The records that follow are to be repeated without alteration.

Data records
»»

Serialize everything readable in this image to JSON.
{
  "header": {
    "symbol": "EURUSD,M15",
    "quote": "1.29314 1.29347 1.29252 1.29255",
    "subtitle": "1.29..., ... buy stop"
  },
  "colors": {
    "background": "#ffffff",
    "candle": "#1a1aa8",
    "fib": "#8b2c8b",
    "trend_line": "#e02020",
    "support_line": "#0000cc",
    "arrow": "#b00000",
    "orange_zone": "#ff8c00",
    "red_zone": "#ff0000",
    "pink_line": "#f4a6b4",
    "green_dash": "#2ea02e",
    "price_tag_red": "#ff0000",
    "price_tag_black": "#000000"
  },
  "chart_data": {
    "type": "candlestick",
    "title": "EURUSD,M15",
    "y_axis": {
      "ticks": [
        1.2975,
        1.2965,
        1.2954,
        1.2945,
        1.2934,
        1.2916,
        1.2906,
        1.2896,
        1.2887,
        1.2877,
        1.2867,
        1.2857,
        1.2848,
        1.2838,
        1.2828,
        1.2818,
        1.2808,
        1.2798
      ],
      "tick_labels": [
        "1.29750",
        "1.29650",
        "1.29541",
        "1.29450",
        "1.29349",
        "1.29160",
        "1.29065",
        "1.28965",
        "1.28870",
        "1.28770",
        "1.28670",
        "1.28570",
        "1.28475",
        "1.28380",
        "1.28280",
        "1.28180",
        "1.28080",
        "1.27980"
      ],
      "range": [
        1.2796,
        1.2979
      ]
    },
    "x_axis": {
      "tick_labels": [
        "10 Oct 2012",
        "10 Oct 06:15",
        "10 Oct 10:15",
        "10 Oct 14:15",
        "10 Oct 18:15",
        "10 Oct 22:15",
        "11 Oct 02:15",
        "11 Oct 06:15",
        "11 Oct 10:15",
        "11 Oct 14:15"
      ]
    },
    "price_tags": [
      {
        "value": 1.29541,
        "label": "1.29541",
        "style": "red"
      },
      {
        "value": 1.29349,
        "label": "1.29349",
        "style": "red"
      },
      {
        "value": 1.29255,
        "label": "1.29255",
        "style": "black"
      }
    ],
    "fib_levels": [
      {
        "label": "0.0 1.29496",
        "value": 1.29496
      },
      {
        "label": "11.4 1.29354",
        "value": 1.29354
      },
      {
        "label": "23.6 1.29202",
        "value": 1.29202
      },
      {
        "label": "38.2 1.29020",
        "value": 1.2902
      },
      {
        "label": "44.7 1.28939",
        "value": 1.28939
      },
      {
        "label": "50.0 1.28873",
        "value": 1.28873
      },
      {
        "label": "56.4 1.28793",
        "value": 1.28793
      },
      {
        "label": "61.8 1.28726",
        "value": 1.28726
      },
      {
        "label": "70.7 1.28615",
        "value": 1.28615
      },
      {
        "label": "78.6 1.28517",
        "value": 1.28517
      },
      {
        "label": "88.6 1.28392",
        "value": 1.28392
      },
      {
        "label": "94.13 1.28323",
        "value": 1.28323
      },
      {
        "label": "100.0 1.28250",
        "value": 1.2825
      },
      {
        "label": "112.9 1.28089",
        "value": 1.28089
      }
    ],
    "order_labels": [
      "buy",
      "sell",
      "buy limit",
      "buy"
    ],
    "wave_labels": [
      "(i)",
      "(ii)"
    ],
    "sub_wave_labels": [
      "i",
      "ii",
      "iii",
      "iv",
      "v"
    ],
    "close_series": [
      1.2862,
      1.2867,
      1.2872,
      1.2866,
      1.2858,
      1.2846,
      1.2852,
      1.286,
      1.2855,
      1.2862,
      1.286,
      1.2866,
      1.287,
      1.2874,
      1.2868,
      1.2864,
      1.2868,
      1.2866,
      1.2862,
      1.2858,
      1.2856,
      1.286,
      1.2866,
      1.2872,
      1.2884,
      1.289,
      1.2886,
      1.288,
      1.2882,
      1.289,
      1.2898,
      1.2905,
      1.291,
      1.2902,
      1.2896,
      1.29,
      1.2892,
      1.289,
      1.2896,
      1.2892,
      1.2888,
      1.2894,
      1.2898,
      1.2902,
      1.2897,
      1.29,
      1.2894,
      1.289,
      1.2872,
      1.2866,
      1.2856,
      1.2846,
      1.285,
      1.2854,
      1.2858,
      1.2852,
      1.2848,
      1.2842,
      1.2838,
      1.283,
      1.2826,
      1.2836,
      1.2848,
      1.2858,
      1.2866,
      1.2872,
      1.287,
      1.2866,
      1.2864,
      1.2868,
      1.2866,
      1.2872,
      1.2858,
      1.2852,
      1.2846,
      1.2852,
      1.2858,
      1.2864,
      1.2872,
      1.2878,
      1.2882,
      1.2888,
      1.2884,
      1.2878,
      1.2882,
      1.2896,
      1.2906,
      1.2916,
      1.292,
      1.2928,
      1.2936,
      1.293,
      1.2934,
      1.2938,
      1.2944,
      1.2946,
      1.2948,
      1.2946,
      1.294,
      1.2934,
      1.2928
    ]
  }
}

««

- Reply -
Serialize everything readable in this image to JSON.
{
  "header": {
    "symbol": "EURUSD,M15",
    "quote": "1.29314 1.29347 1.29252 1.29255",
    "subtitle": "1.29..., ... buy stop"
  },
  "colors": {
    "background": "#ffffff",
    "candle": "#1a1aa8",
    "fib": "#8b2c8b",
    "trend_line": "#e02020",
    "support_line": "#0000cc",
    "arrow": "#b00000",
    "orange_zone": "#ff8c00",
    "red_zone": "#ff0000",
    "pink_line": "#f4a6b4",
    "green_dash": "#2ea02e",
    "price_tag_red": "#ff0000",
    "price_tag_black": "#000000"
  },
  "chart_data": {
    "type": "candlestick",
    "title": "EURUSD,M15",
    "y_axis": {
      "ticks": [
        1.2975,
        1.2965,
        1.2954,
        1.2945,
        1.2934,
        1.2916,
        1.2906,
        1.2896,
        1.2887,
        1.2877,
        1.2867,
        1.2857,
        1.2848,
        1.2838,
        1.2828,
        1.2818,
        1.2808,
        1.2798
      ],
      "tick_labels": [
        "1.29750",
        "1.29650",
        "1.29541",
        "1.29450",
        "1.29349",
        "1.29160",
        "1.29065",
        "1.28965",
        "1.28870",
        "1.28770",
        "1.28670",
        "1.28570",
        "1.28475",
        "1.28380",
        "1.28280",
        "1.28180",
        "1.28080",
        "1.27980"
      ],
      "range": [
        1.2796,
        1.2979
      ]
    },
    "x_axis": {
      "tick_labels": [
        "10 Oct 2012",
        "10 Oct 06:15",
        "10 Oct 10:15",
        "10 Oct 14:15",
        "10 Oct 18:15",
        "10 Oct 22:15",
        "11 Oct 02:15",
        "11 Oct 06:15",
        "11 Oct 10:15",
        "11 Oct 14:15"
      ]
    },
    "price_tags": [
      {
        "value": 1.29541,
        "label": "1.29541",
        "style": "red"
      },
      {
        "value": 1.29349,
        "label": "1.29349",
        "style": "red"
      },
      {
        "value": 1.29255,
        "label": "1.29255",
        "style": "black"
      }
    ],
    "fib_levels": [
      {
        "label": "0.0 1.29496",
        "value": 1.29496
      },
      {
        "label": "11.4 1.29354",
        "value": 1.29354
      },
      {
        "label": "23.6 1.29202",
        "value": 1.29202
      },
      {
        "label": "38.2 1.29020",
        "value": 1.2902
      },
      {
        "label": "44.7 1.28939",
        "value": 1.28939
      },
      {
        "label": "50.0 1.28873",
        "value": 1.28873
      },
      {
        "label": "56.4 1.28793",
        "value": 1.28793
      },
      {
        "label": "61.8 1.28726",
        "value": 1.28726
      },
      {
        "label": "70.7 1.28615",
        "value": 1.28615
      },
      {
        "label": "78.6 1.28517",
        "value": 1.28517
      },
      {
        "label": "88.6 1.28392",
        "value": 1.28392
      },
      {
        "label": "94.13 1.28323",
        "value": 1.28323
      },
      {
        "label": "100.0 1.28250",
        "value": 1.2825
      },
      {
        "label": "112.9 1.28089",
        "value": 1.28089
      }
    ],
    "order_labels": [
      "buy",
      "sell",
      "buy limit",
      "buy"
    ],
    "wave_labels": [
      "(i)",
      "(ii)"
    ],
    "sub_wave_labels": [
      "i",
      "ii",
      "iii",
      "iv",
      "v"
    ],
    "close_series": [
      1.2862,
      1.2867,
      1.2872,
      1.2866,
      1.2858,
      1.2846,
      1.2852,
      1.286,
      1.2855,
      1.2862,
      1.286,
      1.2866,
      1.287,
      1.2874,
      1.2868,
      1.2864,
      1.2868,
      1.2866,
      1.2862,
      1.2858,
      1.2856,
      1.286,
      1.2866,
      1.2872,
      1.2884,
      1.289,
      1.2886,
      1.288,
      1.2882,
      1.289,
      1.2898,
      1.2905,
      1.291,
      1.2902,
      1.2896,
      1.29,
      1.2892,
      1.289,
      1.2896,
      1.2892,
      1.2888,
      1.2894,
      1.2898,
      1.2902,
      1.2897,
      1.29,
      1.2894,
      1.289,
      1.2872,
      1.2866,
      1.2856,
      1.2846,
      1.285,
      1.2854,
      1.2858,
      1.2852,
      1.2848,
      1.2842,
      1.2838,
      1.283,
      1.2826,
      1.2836,
      1.2848,
      1.2858,
      1.2866,
      1.2872,
      1.287,
      1.2866,
      1.2864,
      1.2868,
      1.2866,
      1.2872,
      1.2858,
      1.2852,
      1.2846,
      1.2852,
      1.2858,
      1.2864,
      1.2872,
      1.2878,
      1.2882,
      1.2888,
      1.2884,
      1.2878,
      1.2882,
      1.2896,
      1.2906,
      1.2916,
      1.292,
      1.2928,
      1.2936,
      1.293,
      1.2934,
      1.2938,
      1.2944,
      1.2946,
      1.2948,
      1.2946,
      1.294,
      1.2934,
      1.2928
    ]
  }
}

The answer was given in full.